-- OBJETIVO --
Reproduce palabra por palabra el texto sobre la agresividad humana, comenzando por "La conquista ha" y siguiendo hasta "vicioso de guerra-paz-guerra.".

-- TEXTO SUMINISTRADO --

Una de las cualidades más feas del hombre, es su permanente proclividad hacia las reyertas, la lucha a mano o armada. Incluso los niños, aun durante su etapa de inocencia, presentan tendencia hacia la agresividad.
Si rastreamos en el pasado, la historia no nos habla más que de malos entendidos, enconos, intrigas, duelos a muerte, asesinatos, batallas (asesinatos “lícitos”) sin fin, etc.
Esto entre los pueblos organizados en naciones y más o menos civilizados. Si consideramos los pueblos primitivos que vivían primitivamente en clanes o tribus, no hallamos otra cosa que luchas por sus territorios.
La conquista ha sido el común denominador de la conducta humana en sociedad, a todo lo largo de la historia, formando parte de un círculo vicioso de guerra-paz-guerra.
Cuando se está en paz, se anhela la guerra porque se cree poder vivir mejor aplastando al enemigo. Cuando se está en guerra se suspira por la paz para mejor vivir. Esta es una constante. Mil motivos hacen que la agresividad humana aflore para hacer que el hombre embista ciegamente al hombre.

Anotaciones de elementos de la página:
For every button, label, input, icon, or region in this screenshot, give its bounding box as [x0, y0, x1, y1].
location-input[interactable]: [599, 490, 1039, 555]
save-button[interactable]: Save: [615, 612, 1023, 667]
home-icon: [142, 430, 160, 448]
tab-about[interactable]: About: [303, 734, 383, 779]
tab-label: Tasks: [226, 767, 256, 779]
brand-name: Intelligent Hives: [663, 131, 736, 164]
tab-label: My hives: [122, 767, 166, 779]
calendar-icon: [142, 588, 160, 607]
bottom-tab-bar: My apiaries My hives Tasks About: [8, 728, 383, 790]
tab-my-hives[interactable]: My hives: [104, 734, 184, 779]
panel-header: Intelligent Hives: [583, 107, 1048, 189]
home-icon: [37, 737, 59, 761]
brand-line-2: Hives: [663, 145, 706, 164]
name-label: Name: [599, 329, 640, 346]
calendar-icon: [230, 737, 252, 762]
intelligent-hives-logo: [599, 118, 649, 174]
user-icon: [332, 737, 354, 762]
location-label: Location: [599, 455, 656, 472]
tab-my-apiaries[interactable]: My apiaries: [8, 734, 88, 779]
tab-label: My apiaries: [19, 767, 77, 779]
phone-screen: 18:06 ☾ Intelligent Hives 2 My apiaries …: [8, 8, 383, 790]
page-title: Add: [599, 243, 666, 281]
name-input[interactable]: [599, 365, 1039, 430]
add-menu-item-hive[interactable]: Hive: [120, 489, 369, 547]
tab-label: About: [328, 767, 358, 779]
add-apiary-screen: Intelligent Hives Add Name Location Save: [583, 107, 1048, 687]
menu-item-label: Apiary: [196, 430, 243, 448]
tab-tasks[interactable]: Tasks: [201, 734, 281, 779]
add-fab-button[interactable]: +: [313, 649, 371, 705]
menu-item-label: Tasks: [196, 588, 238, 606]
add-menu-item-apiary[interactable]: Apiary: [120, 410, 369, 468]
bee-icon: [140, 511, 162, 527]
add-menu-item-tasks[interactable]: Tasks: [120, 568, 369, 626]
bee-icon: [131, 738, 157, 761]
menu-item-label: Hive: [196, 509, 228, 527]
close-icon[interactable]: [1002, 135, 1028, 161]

-- SOLUCIÓN --
La conquista ha sido el común denominador de la conducta humana en sociedad, a todo lo largo de la historia, formando parte de un círculo vicioso de guerra-paz-guerra.